● **Exercise aim**:
From the listing below, extract every line in which the word "Price" appears.

● **Data supplied**:
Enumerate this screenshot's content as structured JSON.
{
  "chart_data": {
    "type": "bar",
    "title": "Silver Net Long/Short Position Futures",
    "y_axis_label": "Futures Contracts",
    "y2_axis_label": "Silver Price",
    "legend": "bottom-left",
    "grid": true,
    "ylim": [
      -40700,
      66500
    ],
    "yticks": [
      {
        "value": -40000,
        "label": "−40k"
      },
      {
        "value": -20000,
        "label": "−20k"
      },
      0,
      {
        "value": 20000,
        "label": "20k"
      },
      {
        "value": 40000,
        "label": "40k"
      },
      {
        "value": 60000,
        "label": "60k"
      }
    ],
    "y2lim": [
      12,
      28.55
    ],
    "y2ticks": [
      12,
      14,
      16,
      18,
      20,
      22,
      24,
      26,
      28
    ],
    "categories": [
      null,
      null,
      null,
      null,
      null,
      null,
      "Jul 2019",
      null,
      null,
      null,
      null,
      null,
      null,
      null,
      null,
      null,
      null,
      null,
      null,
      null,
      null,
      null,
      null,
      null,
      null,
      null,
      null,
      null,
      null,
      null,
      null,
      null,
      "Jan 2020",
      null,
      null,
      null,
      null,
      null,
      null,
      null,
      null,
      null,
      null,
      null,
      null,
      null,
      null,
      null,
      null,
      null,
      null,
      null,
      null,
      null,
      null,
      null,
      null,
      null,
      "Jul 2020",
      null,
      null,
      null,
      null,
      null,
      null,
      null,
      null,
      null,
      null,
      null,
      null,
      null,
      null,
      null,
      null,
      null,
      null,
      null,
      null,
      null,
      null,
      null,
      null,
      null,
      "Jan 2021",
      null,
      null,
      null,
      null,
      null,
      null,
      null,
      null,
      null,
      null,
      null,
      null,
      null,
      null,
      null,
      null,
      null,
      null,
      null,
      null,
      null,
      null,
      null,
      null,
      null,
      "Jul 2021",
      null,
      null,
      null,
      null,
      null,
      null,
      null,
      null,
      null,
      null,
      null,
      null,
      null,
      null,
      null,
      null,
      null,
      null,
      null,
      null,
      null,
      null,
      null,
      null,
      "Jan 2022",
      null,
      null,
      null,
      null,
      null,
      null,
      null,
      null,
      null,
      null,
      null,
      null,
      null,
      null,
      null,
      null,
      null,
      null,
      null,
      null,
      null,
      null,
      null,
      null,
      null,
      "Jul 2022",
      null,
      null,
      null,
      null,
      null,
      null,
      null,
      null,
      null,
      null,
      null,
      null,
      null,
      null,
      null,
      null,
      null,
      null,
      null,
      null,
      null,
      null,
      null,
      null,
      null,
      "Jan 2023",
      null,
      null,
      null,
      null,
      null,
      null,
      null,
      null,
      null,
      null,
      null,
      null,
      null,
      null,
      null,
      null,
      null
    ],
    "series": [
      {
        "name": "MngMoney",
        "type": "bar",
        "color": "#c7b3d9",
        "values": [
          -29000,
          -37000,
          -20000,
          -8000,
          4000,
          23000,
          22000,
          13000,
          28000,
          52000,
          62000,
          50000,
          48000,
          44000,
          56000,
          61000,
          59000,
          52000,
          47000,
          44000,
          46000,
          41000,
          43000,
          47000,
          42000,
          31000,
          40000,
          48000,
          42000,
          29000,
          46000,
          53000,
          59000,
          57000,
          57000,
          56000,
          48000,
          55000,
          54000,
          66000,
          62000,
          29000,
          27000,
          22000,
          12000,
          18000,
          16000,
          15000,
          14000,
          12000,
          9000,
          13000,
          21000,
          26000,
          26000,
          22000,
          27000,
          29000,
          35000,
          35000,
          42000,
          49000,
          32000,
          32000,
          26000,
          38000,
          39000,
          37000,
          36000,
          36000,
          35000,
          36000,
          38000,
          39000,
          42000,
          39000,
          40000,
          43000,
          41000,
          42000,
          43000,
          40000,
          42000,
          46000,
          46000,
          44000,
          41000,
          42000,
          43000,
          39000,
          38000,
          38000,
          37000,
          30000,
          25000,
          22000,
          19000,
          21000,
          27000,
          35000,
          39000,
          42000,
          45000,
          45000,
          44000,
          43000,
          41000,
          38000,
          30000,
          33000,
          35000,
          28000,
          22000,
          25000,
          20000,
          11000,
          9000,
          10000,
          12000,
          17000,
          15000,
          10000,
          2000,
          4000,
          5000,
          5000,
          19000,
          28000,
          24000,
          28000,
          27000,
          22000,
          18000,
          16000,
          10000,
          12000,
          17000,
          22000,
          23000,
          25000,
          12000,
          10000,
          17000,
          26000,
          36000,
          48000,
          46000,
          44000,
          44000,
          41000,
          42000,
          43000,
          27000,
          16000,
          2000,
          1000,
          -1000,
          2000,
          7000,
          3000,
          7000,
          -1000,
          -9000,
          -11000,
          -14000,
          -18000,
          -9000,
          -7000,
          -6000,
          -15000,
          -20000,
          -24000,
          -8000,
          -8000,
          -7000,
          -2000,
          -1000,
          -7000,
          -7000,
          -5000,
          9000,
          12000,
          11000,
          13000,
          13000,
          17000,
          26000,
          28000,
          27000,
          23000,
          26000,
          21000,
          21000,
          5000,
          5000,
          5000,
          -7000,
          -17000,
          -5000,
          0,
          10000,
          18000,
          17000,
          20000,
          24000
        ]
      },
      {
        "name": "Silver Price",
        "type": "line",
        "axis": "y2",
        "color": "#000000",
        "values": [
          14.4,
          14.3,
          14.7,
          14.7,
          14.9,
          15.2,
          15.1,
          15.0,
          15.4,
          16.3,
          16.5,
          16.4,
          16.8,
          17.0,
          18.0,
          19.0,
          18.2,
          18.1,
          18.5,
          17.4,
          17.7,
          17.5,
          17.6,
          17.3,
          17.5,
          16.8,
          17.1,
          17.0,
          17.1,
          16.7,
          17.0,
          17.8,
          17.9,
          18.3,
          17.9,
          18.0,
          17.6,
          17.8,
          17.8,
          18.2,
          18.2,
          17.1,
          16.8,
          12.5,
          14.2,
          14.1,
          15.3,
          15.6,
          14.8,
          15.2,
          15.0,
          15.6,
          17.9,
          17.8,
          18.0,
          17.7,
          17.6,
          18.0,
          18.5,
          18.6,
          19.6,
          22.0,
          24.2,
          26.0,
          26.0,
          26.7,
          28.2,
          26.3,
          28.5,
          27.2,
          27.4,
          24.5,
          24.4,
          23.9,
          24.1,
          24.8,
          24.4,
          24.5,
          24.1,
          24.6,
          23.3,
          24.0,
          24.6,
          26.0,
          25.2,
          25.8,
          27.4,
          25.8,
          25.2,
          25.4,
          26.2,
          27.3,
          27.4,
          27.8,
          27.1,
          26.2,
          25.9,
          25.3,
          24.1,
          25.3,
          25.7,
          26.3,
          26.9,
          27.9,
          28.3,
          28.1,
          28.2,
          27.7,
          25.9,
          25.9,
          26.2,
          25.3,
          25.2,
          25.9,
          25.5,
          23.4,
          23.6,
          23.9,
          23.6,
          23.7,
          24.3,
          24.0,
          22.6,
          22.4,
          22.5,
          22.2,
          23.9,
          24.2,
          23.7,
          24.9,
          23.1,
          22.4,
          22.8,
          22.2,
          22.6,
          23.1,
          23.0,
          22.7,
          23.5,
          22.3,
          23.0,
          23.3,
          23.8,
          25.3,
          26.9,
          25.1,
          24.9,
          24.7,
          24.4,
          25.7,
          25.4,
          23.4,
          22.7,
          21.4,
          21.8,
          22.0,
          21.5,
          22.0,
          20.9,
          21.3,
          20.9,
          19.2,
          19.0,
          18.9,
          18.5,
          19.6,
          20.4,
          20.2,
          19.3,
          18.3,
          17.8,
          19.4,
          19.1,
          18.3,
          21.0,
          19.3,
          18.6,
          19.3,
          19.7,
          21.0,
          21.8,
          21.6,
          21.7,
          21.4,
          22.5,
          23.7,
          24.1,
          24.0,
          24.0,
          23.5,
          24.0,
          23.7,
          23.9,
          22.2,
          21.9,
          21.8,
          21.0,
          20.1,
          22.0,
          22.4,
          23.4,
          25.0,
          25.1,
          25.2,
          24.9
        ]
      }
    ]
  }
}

● **Correct result**:
    "y2_axis_label": "Silver Price",
        "name": "Silver Price",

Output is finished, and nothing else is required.